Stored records
§
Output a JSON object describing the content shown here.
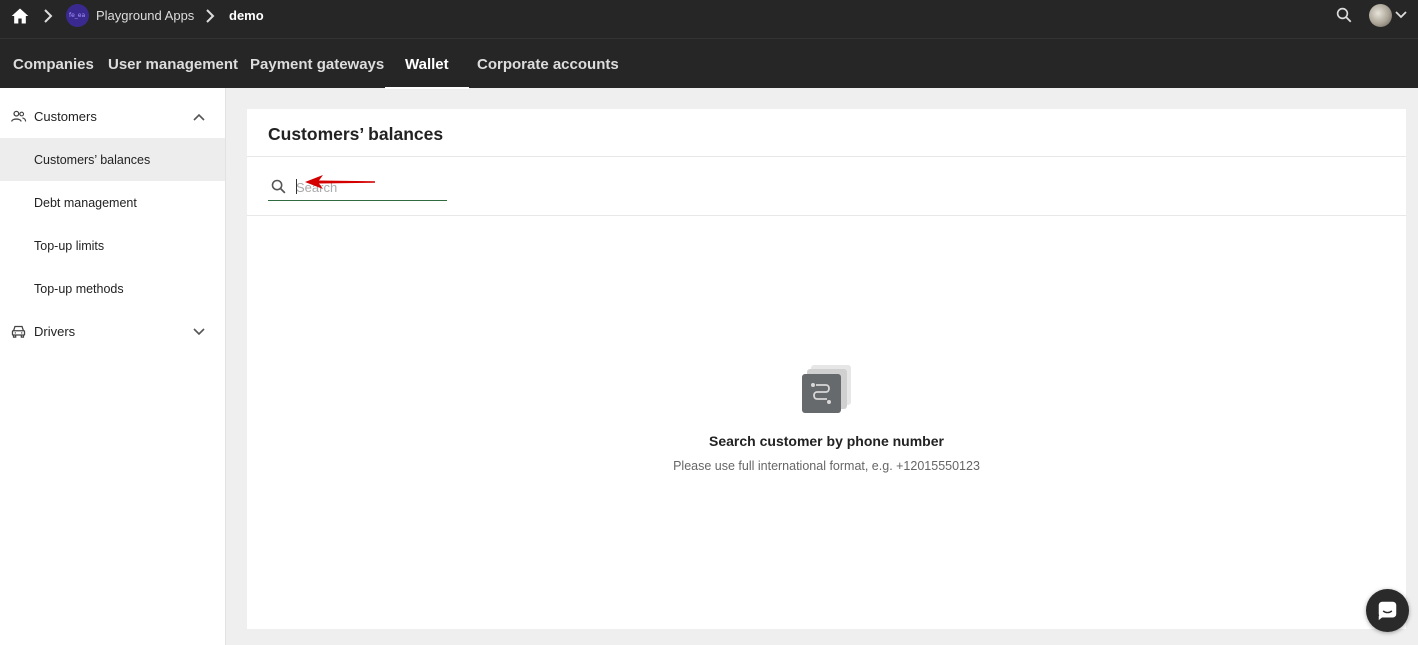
{
  "breadcrumb": {
    "home_icon": "home-icon",
    "app_name": "Playground Apps",
    "app_logo_text": "fe_ea",
    "project": "demo"
  },
  "header": {
    "search_icon": "search-icon",
    "avatar": "user-avatar",
    "avatar_menu_icon": "chevron-down-icon"
  },
  "nav": {
    "tabs": [
      {
        "label": "Companies",
        "active": false
      },
      {
        "label": "User management",
        "active": false
      },
      {
        "label": "Payment gateways",
        "active": false
      },
      {
        "label": "Wallet",
        "active": true
      },
      {
        "label": "Corporate accounts",
        "active": false
      }
    ]
  },
  "sidebar": {
    "groups": [
      {
        "label": "Customers",
        "icon": "people-icon",
        "expanded": true,
        "items": [
          {
            "label": "Customers’ balances",
            "active": true
          },
          {
            "label": "Debt management",
            "active": false
          },
          {
            "label": "Top-up limits",
            "active": false
          },
          {
            "label": "Top-up methods",
            "active": false
          }
        ]
      },
      {
        "label": "Drivers",
        "icon": "car-icon",
        "expanded": false,
        "items": []
      }
    ]
  },
  "main": {
    "title": "Customers’ balances",
    "search": {
      "placeholder": "Search",
      "value": ""
    },
    "empty_state": {
      "icon": "route-icon",
      "title": "Search customer by phone number",
      "subtitle": "Please use full international format, e.g. +12015550123"
    }
  },
  "colors": {
    "topbar": "#262626",
    "search_underline": "#2f6b3f",
    "annotation_arrow": "#d40000"
  },
  "chat_widget": {
    "icon": "chat-icon"
  }
}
§
Exercise: Where a line holds "balances", copy that line.

The solution:
            "label": "Customers’ balances",
    "title": "Customers’ balances",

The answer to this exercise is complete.